Problem to solve: Write every record out again exactly, and keep images out of it.

Materials provided:
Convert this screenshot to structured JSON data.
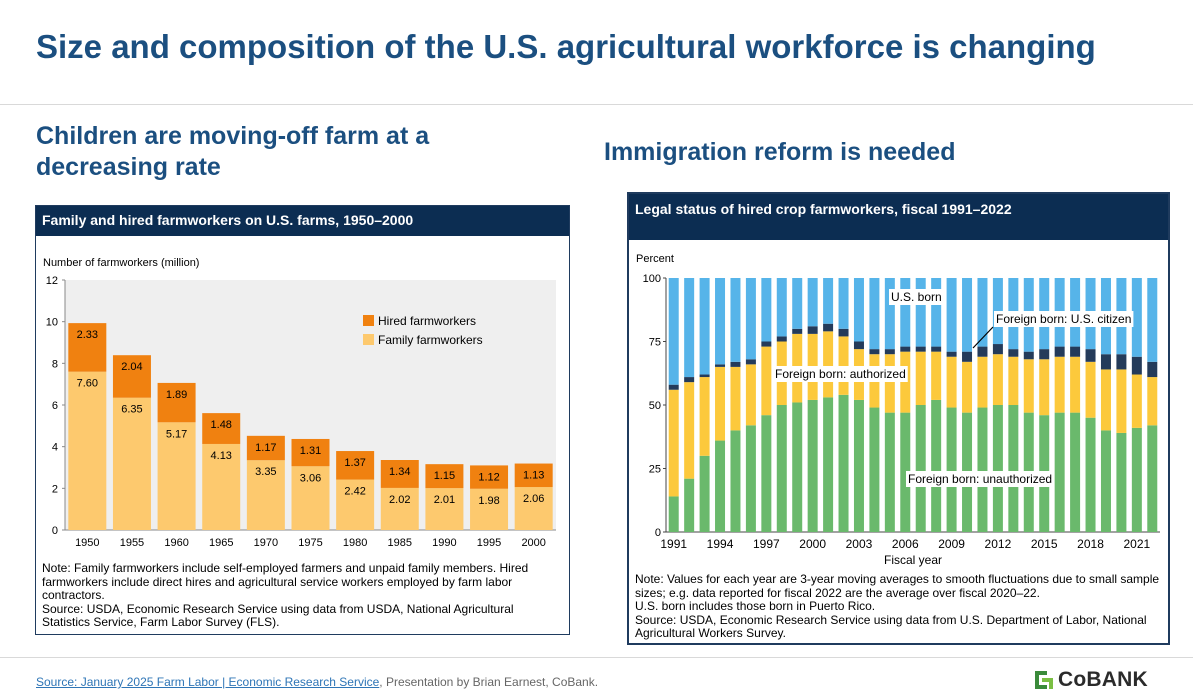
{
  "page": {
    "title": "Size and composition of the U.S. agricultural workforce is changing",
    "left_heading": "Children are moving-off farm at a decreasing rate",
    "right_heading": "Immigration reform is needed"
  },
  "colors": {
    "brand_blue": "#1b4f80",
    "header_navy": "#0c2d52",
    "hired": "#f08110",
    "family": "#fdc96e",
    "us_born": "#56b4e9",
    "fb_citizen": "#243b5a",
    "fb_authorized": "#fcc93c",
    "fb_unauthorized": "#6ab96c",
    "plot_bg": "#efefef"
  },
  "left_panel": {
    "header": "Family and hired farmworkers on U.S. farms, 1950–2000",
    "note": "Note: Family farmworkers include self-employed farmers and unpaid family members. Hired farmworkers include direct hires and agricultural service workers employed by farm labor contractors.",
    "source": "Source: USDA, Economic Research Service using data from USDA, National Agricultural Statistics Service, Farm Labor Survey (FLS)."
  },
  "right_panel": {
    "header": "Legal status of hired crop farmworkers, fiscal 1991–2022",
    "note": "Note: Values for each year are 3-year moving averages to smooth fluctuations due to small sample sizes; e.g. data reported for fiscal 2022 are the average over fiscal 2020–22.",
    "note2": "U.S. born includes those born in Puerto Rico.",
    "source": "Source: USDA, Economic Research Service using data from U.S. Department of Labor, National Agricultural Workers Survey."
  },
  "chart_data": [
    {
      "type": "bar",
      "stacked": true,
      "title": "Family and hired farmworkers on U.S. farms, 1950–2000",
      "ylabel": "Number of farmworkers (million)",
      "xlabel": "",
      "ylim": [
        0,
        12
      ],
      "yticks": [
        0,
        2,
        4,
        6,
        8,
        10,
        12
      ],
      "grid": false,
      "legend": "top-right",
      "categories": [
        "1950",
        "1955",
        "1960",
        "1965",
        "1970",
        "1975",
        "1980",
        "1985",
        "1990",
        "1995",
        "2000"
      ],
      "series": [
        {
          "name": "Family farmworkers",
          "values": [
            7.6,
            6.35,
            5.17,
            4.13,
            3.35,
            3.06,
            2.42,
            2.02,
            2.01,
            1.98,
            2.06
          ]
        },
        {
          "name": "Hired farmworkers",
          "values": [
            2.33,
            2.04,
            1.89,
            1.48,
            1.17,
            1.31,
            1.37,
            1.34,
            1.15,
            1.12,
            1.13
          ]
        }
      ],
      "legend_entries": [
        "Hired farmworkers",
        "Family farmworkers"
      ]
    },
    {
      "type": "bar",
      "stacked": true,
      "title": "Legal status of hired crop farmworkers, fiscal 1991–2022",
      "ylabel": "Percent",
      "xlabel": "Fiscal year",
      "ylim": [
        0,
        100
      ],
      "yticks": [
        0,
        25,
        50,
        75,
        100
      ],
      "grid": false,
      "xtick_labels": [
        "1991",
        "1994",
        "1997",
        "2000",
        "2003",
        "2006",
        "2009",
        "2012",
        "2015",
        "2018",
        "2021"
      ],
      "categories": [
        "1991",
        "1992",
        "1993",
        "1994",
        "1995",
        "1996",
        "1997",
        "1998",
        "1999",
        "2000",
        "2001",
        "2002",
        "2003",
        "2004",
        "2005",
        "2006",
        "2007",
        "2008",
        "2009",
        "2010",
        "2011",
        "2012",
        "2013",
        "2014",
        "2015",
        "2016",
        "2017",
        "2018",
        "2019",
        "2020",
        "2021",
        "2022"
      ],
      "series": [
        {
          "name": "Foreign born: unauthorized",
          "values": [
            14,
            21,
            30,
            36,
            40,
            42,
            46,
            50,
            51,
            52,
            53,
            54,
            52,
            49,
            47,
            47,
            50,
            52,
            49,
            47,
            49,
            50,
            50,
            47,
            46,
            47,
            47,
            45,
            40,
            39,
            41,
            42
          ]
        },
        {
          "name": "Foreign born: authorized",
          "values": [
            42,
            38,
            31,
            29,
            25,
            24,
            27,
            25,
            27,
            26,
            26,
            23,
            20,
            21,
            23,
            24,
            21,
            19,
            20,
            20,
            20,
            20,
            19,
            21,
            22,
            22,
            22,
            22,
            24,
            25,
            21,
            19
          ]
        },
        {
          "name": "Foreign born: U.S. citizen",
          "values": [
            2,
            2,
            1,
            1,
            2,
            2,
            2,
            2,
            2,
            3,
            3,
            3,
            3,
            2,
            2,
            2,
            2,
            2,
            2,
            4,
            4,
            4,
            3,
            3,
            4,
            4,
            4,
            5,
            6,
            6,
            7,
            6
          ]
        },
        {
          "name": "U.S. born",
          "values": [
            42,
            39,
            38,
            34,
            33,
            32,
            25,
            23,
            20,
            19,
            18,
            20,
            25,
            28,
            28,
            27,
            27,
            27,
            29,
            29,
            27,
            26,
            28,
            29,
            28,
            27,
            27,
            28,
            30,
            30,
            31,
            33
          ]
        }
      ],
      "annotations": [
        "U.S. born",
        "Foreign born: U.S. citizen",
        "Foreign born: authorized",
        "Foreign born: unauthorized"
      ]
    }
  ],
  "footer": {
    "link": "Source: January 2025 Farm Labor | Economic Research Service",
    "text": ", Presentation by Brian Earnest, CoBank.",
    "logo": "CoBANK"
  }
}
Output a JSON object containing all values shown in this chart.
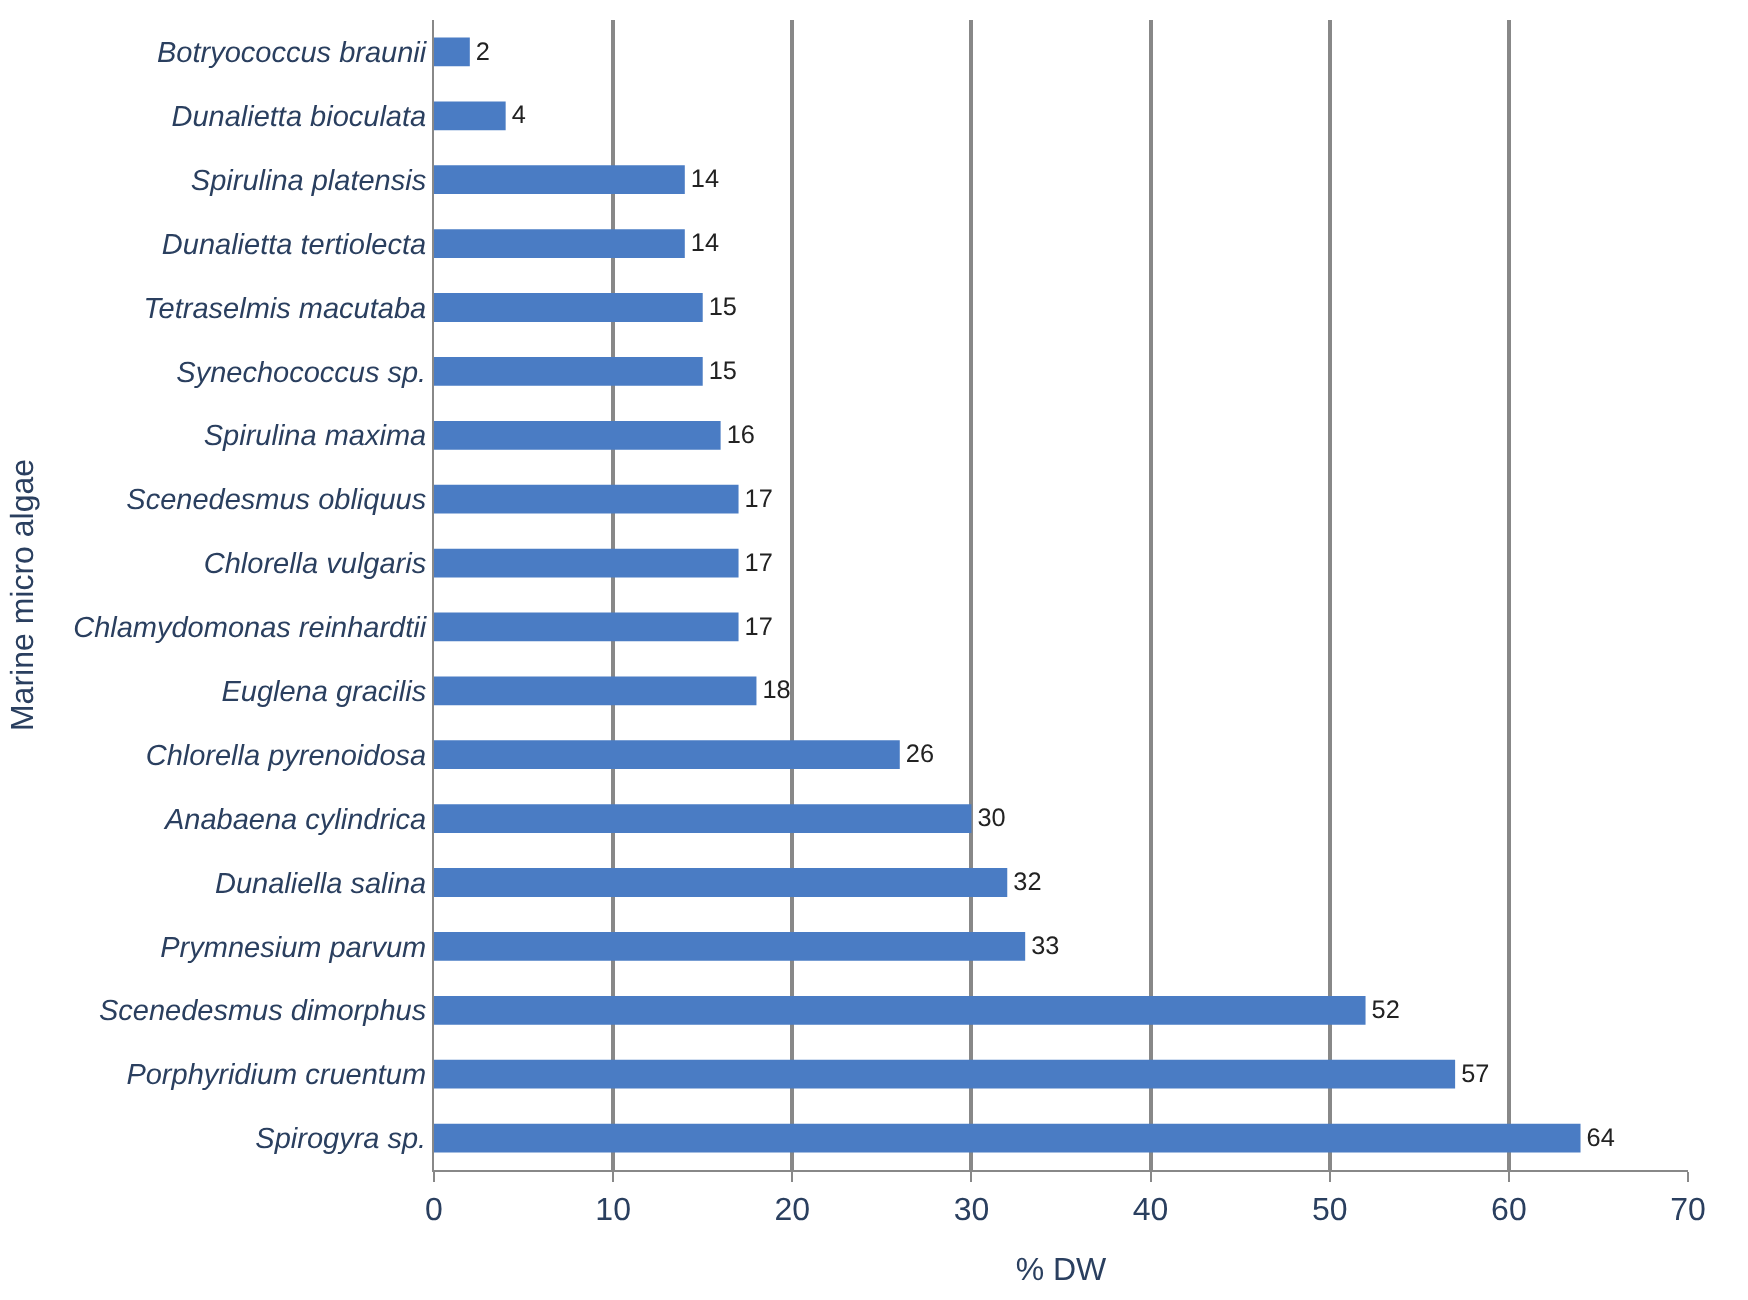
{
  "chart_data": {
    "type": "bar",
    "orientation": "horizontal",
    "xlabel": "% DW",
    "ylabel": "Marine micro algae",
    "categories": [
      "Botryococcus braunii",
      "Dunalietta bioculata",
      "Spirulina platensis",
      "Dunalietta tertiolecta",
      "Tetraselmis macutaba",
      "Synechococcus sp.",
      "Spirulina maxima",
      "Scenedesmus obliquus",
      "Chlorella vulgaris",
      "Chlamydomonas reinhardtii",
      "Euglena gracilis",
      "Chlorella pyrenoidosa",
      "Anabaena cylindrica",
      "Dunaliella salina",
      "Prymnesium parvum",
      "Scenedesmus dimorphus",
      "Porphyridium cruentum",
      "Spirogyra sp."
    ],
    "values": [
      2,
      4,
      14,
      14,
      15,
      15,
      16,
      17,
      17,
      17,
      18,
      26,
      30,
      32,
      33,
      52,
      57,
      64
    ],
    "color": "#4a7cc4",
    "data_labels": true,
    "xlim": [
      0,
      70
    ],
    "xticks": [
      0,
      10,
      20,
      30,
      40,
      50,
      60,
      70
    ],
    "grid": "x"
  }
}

Answer to this problem:
Convert this screenshot to structured JSON data.
{
  "page": {
    "title": "Size and composition of the U.S. agricultural workforce is changing",
    "left_heading": "Children are moving-off farm at a decreasing rate",
    "right_heading": "Immigration reform is needed"
  },
  "colors": {
    "brand_blue": "#1b4f80",
    "header_navy": "#0c2d52",
    "hired": "#f08110",
    "family": "#fdc96e",
    "us_born": "#56b4e9",
    "fb_citizen": "#243b5a",
    "fb_authorized": "#fcc93c",
    "fb_unauthorized": "#6ab96c",
    "plot_bg": "#efefef"
  },
  "left_panel": {
    "header": "Family and hired farmworkers on U.S. farms, 1950–2000",
    "note": "Note: Family farmworkers include self-employed farmers and unpaid family members. Hired farmworkers include direct hires and agricultural service workers employed by farm labor contractors.",
    "source": "Source: USDA, Economic Research Service using data from USDA, National Agricultural Statistics Service, Farm Labor Survey (FLS)."
  },
  "right_panel": {
    "header": "Legal status of hired crop farmworkers, fiscal 1991–2022",
    "note": "Note: Values for each year are 3-year moving averages to smooth fluctuations due to small sample sizes; e.g. data reported for fiscal 2022 are the average over fiscal 2020–22.",
    "note2": "U.S. born includes those born in Puerto Rico.",
    "source": "Source: USDA, Economic Research Service using data from U.S. Department of Labor, National Agricultural Workers Survey."
  },
  "chart_data": [
    {
      "type": "bar",
      "stacked": true,
      "title": "Family and hired farmworkers on U.S. farms, 1950–2000",
      "ylabel": "Number of farmworkers (million)",
      "xlabel": "",
      "ylim": [
        0,
        12
      ],
      "yticks": [
        0,
        2,
        4,
        6,
        8,
        10,
        12
      ],
      "grid": false,
      "legend": "top-right",
      "categories": [
        "1950",
        "1955",
        "1960",
        "1965",
        "1970",
        "1975",
        "1980",
        "1985",
        "1990",
        "1995",
        "2000"
      ],
      "series": [
        {
          "name": "Family farmworkers",
          "values": [
            7.6,
            6.35,
            5.17,
            4.13,
            3.35,
            3.06,
            2.42,
            2.02,
            2.01,
            1.98,
            2.06
          ]
        },
        {
          "name": "Hired farmworkers",
          "values": [
            2.33,
            2.04,
            1.89,
            1.48,
            1.17,
            1.31,
            1.37,
            1.34,
            1.15,
            1.12,
            1.13
          ]
        }
      ],
      "legend_entries": [
        "Hired farmworkers",
        "Family farmworkers"
      ]
    },
    {
      "type": "bar",
      "stacked": true,
      "title": "Legal status of hired crop farmworkers, fiscal 1991–2022",
      "ylabel": "Percent",
      "xlabel": "Fiscal year",
      "ylim": [
        0,
        100
      ],
      "yticks": [
        0,
        25,
        50,
        75,
        100
      ],
      "grid": false,
      "xtick_labels": [
        "1991",
        "1994",
        "1997",
        "2000",
        "2003",
        "2006",
        "2009",
        "2012",
        "2015",
        "2018",
        "2021"
      ],
      "categories": [
        "1991",
        "1992",
        "1993",
        "1994",
        "1995",
        "1996",
        "1997",
        "1998",
        "1999",
        "2000",
        "2001",
        "2002",
        "2003",
        "2004",
        "2005",
        "2006",
        "2007",
        "2008",
        "2009",
        "2010",
        "2011",
        "2012",
        "2013",
        "2014",
        "2015",
        "2016",
        "2017",
        "2018",
        "2019",
        "2020",
        "2021",
        "2022"
      ],
      "series": [
        {
          "name": "Foreign born: unauthorized",
          "values": [
            14,
            21,
            30,
            36,
            40,
            42,
            46,
            50,
            51,
            52,
            53,
            54,
            52,
            49,
            47,
            47,
            50,
            52,
            49,
            47,
            49,
            50,
            50,
            47,
            46,
            47,
            47,
            45,
            40,
            39,
            41,
            42
          ]
        },
        {
          "name": "Foreign born: authorized",
          "values": [
            42,
            38,
            31,
            29,
            25,
            24,
            27,
            25,
            27,
            26,
            26,
            23,
            20,
            21,
            23,
            24,
            21,
            19,
            20,
            20,
            20,
            20,
            19,
            21,
            22,
            22,
            22,
            22,
            24,
            25,
            21,
            19
          ]
        },
        {
          "name": "Foreign born: U.S. citizen",
          "values": [
            2,
            2,
            1,
            1,
            2,
            2,
            2,
            2,
            2,
            3,
            3,
            3,
            3,
            2,
            2,
            2,
            2,
            2,
            2,
            4,
            4,
            4,
            3,
            3,
            4,
            4,
            4,
            5,
            6,
            6,
            7,
            6
          ]
        },
        {
          "name": "U.S. born",
          "values": [
            42,
            39,
            38,
            34,
            33,
            32,
            25,
            23,
            20,
            19,
            18,
            20,
            25,
            28,
            28,
            27,
            27,
            27,
            29,
            29,
            27,
            26,
            28,
            29,
            28,
            27,
            27,
            28,
            30,
            30,
            31,
            33
          ]
        }
      ],
      "annotations": [
        "U.S. born",
        "Foreign born: U.S. citizen",
        "Foreign born: authorized",
        "Foreign born: unauthorized"
      ]
    }
  ],
  "footer": {
    "link": "Source: January 2025 Farm Labor | Economic Research Service",
    "text": ", Presentation by Brian Earnest, CoBank.",
    "logo": "CoBANK"
  }
}
Output a JSON object containing all values shown in this chart.
{
  "chart_data": {
    "type": "bar",
    "orientation": "horizontal",
    "xlabel": "% DW",
    "ylabel": "Marine micro algae",
    "categories": [
      "Botryococcus braunii",
      "Dunalietta bioculata",
      "Spirulina platensis",
      "Dunalietta tertiolecta",
      "Tetraselmis macutaba",
      "Synechococcus sp.",
      "Spirulina maxima",
      "Scenedesmus obliquus",
      "Chlorella vulgaris",
      "Chlamydomonas reinhardtii",
      "Euglena gracilis",
      "Chlorella pyrenoidosa",
      "Anabaena cylindrica",
      "Dunaliella salina",
      "Prymnesium parvum",
      "Scenedesmus dimorphus",
      "Porphyridium cruentum",
      "Spirogyra sp."
    ],
    "values": [
      2,
      4,
      14,
      14,
      15,
      15,
      16,
      17,
      17,
      17,
      18,
      26,
      30,
      32,
      33,
      52,
      57,
      64
    ],
    "color": "#4a7cc4",
    "data_labels": true,
    "xlim": [
      0,
      70
    ],
    "xticks": [
      0,
      10,
      20,
      30,
      40,
      50,
      60,
      70
    ],
    "grid": "x"
  }
}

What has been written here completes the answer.